▶ WHAT TO PRODUCE
Read the records below. Copy each line where the string "United" occurs.

Start of RECORDED INFORMATION

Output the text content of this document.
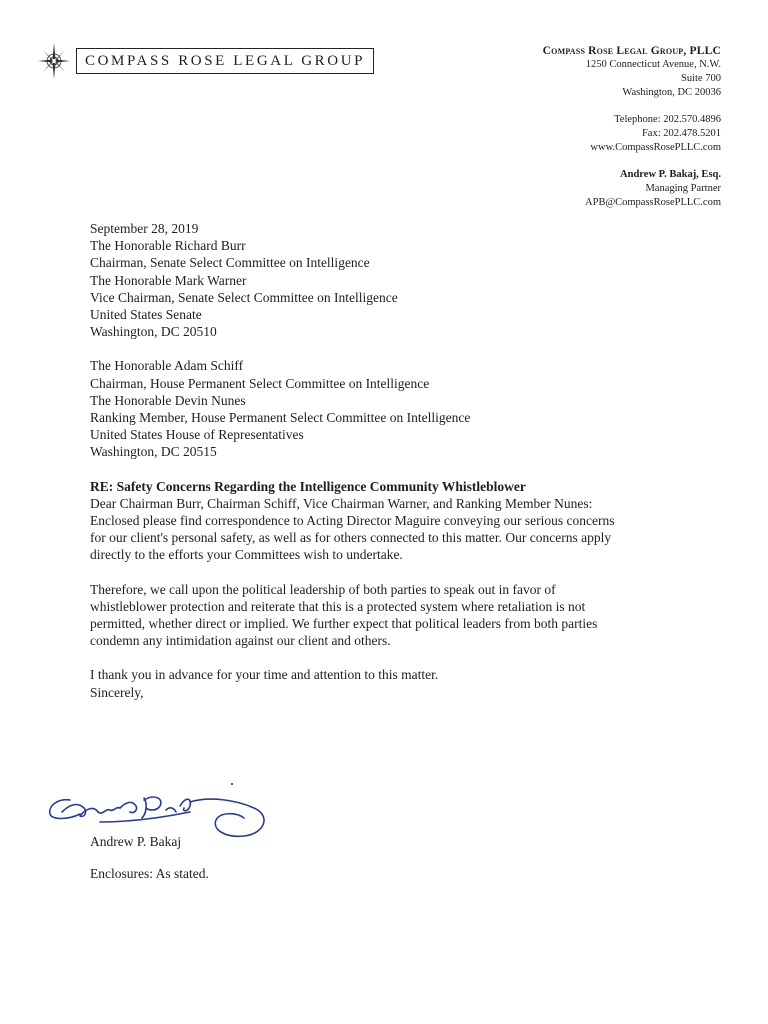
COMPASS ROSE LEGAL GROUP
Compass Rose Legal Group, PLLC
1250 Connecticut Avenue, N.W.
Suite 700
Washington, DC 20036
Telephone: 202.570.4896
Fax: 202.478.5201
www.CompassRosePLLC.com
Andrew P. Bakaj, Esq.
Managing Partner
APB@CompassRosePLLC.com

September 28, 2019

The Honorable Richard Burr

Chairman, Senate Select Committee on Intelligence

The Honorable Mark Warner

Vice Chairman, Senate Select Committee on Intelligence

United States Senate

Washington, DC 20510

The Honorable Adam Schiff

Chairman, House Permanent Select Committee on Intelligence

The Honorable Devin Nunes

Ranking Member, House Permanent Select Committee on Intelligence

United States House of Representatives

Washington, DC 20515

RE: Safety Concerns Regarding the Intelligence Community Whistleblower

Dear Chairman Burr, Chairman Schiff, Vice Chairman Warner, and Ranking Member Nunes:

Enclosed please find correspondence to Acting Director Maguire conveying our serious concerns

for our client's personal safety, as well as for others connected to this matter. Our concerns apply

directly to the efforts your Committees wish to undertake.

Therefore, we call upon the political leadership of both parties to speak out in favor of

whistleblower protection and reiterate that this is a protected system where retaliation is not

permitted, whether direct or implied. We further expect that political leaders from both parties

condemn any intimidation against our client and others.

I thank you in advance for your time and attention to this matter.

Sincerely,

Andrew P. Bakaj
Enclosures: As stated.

End of RECORDED INFORMATION
Start of RECORDED INFORMATION

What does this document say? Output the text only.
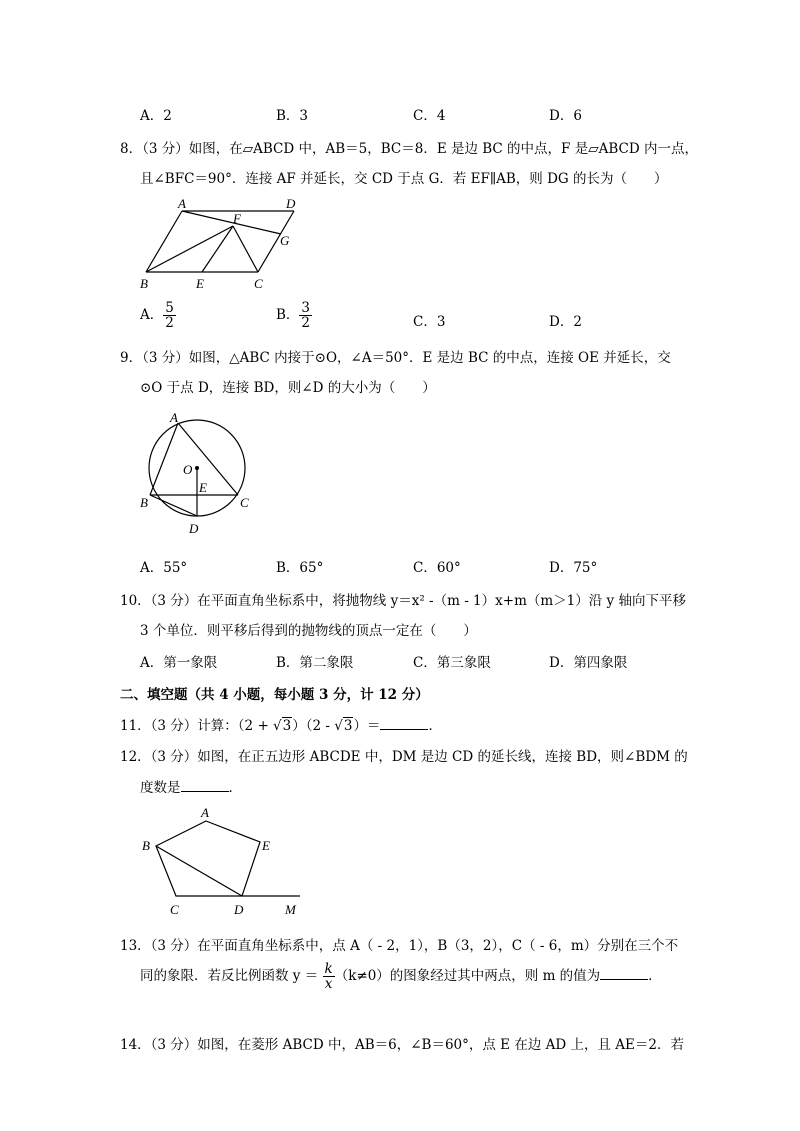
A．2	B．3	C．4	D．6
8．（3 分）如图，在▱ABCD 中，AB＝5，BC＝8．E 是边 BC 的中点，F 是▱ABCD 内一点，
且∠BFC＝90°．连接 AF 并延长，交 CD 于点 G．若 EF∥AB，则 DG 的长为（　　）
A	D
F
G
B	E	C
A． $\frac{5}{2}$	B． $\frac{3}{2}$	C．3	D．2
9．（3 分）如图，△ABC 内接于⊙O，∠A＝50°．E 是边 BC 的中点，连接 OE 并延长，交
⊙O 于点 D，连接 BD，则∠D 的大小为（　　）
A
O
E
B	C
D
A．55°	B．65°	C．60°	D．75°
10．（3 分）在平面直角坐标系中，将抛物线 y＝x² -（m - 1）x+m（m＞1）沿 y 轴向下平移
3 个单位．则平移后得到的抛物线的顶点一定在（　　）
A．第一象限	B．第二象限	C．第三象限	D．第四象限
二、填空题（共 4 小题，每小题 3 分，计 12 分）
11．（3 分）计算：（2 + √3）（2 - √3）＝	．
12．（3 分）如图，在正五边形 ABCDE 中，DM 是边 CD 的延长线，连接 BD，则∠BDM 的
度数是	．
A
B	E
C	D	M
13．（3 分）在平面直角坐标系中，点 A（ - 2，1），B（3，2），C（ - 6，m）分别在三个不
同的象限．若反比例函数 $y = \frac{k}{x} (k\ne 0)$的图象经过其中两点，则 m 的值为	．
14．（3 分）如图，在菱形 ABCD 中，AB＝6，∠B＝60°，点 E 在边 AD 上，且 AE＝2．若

End of RECORDED INFORMATION

▶ THE SOLUTION
United States Senate
United States House of Representatives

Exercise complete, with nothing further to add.